:: Exercise task ::
Retype every entry word for word.

:: Data supplied ::
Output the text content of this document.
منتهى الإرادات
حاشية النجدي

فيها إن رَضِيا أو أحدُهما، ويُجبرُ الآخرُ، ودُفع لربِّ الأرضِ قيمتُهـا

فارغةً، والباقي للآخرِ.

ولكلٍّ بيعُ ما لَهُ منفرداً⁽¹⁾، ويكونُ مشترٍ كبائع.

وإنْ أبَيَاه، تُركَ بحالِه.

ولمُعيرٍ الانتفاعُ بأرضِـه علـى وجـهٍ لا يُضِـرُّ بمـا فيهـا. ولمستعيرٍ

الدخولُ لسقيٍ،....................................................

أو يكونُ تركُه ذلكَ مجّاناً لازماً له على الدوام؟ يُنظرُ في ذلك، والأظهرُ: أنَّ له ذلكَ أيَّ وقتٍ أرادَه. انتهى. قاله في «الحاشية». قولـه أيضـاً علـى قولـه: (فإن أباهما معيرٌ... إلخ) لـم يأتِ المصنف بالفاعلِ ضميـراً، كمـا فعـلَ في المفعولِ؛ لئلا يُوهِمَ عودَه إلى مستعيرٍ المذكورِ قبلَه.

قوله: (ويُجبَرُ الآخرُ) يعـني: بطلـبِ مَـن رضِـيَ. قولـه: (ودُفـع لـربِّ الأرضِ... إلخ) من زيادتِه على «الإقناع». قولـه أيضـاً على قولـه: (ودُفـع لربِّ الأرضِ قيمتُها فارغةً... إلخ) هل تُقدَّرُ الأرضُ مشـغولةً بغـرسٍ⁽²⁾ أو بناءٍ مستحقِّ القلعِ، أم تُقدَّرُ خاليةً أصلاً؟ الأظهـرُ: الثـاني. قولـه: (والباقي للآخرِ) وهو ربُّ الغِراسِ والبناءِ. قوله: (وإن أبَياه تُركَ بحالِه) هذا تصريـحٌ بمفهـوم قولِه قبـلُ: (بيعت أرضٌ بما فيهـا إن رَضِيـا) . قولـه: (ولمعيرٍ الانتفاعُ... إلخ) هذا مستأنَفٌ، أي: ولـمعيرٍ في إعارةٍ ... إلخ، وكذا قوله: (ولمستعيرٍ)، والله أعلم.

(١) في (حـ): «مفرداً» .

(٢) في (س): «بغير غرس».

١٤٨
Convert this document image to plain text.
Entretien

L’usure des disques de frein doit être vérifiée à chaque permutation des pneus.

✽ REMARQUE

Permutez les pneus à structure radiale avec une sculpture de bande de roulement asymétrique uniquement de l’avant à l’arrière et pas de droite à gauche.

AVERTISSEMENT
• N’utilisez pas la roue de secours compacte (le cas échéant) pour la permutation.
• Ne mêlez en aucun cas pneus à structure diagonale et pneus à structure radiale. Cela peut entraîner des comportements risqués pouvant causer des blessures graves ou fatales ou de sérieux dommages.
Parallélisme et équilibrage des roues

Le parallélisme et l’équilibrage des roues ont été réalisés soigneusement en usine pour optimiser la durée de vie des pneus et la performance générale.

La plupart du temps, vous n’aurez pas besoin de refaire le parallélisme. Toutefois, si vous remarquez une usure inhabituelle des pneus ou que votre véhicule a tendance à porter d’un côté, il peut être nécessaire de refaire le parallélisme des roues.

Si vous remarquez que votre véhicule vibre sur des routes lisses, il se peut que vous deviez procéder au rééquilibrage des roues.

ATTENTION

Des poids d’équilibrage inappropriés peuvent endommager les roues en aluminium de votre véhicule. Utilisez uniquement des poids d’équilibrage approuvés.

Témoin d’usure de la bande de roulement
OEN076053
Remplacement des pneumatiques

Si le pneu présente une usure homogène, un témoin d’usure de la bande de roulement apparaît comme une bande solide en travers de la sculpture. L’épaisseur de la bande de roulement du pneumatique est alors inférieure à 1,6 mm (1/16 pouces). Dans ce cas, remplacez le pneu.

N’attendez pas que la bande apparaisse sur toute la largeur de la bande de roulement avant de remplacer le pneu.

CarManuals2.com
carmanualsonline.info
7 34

:: Exercise result ::
Output the text content of this document.
منتهى الإرادات
حاشية النجدي

فيها إن رَضِيا أو أحدُهما، ويُجبرُ الآخرُ، ودُفع لربِّ الأرضِ قيمتُهـا

فارغةً، والباقي للآخرِ.

ولكلٍّ بيعُ ما لَهُ منفرداً⁽¹⁾، ويكونُ مشترٍ كبائع.

وإنْ أبَيَاه، تُركَ بحالِه.

ولمُعيرٍ الانتفاعُ بأرضِـه علـى وجـهٍ لا يُضِـرُّ بمـا فيهـا. ولمستعيرٍ

الدخولُ لسقيٍ،....................................................

أو يكونُ تركُه ذلكَ مجّاناً لازماً له على الدوام؟ يُنظرُ في ذلك، والأظهرُ: أنَّ له ذلكَ أيَّ وقتٍ أرادَه. انتهى. قاله في «الحاشية». قولـه أيضـاً علـى قولـه: (فإن أباهما معيرٌ... إلخ) لـم يأتِ المصنف بالفاعلِ ضميـراً، كمـا فعـلَ في المفعولِ؛ لئلا يُوهِمَ عودَه إلى مستعيرٍ المذكورِ قبلَه.

قوله: (ويُجبَرُ الآخرُ) يعـني: بطلـبِ مَـن رضِـيَ. قولـه: (ودُفـع لـربِّ الأرضِ... إلخ) من زيادتِه على «الإقناع». قولـه أيضـاً على قولـه: (ودُفـع لربِّ الأرضِ قيمتُها فارغةً... إلخ) هل تُقدَّرُ الأرضُ مشـغولةً بغـرسٍ⁽²⁾ أو بناءٍ مستحقِّ القلعِ، أم تُقدَّرُ خاليةً أصلاً؟ الأظهـرُ: الثـاني. قولـه: (والباقي للآخرِ) وهو ربُّ الغِراسِ والبناءِ. قوله: (وإن أبَياه تُركَ بحالِه) هذا تصريـحٌ بمفهـوم قولِه قبـلُ: (بيعت أرضٌ بما فيهـا إن رَضِيـا) . قولـه: (ولمعيرٍ الانتفاعُ... إلخ) هذا مستأنَفٌ، أي: ولـمعيرٍ في إعارةٍ ... إلخ، وكذا قوله: (ولمستعيرٍ)، والله أعلم.

(١) في (حـ): «مفرداً» .

(٢) في (س): «بغير غرس».

١٤٨
Convert this document image to plain text.
Entretien

L’usure des disques de frein doit être vérifiée à chaque permutation des pneus.

✽ REMARQUE

Permutez les pneus à structure radiale avec une sculpture de bande de roulement asymétrique uniquement de l’avant à l’arrière et pas de droite à gauche.

AVERTISSEMENT
• N’utilisez pas la roue de secours compacte (le cas échéant) pour la permutation.
• Ne mêlez en aucun cas pneus à structure diagonale et pneus à structure radiale. Cela peut entraîner des comportements risqués pouvant causer des blessures graves ou fatales ou de sérieux dommages.
Parallélisme et équilibrage des roues

Le parallélisme et l’équilibrage des roues ont été réalisés soigneusement en usine pour optimiser la durée de vie des pneus et la performance générale.

La plupart du temps, vous n’aurez pas besoin de refaire le parallélisme. Toutefois, si vous remarquez une usure inhabituelle des pneus ou que votre véhicule a tendance à porter d’un côté, il peut être nécessaire de refaire le parallélisme des roues.

Si vous remarquez que votre véhicule vibre sur des routes lisses, il se peut que vous deviez procéder au rééquilibrage des roues.

ATTENTION

Des poids d’équilibrage inappropriés peuvent endommager les roues en aluminium de votre véhicule. Utilisez uniquement des poids d’équilibrage approuvés.

Témoin d’usure de la bande de roulement
OEN076053
Remplacement des pneumatiques

Si le pneu présente une usure homogène, un témoin d’usure de la bande de roulement apparaît comme une bande solide en travers de la sculpture. L’épaisseur de la bande de roulement du pneumatique est alors inférieure à 1,6 mm (1/16 pouces). Dans ce cas, remplacez le pneu.

N’attendez pas que la bande apparaisse sur toute la largeur de la bande de roulement avant de remplacer le pneu.

CarManuals2.com
carmanualsonline.info
7 34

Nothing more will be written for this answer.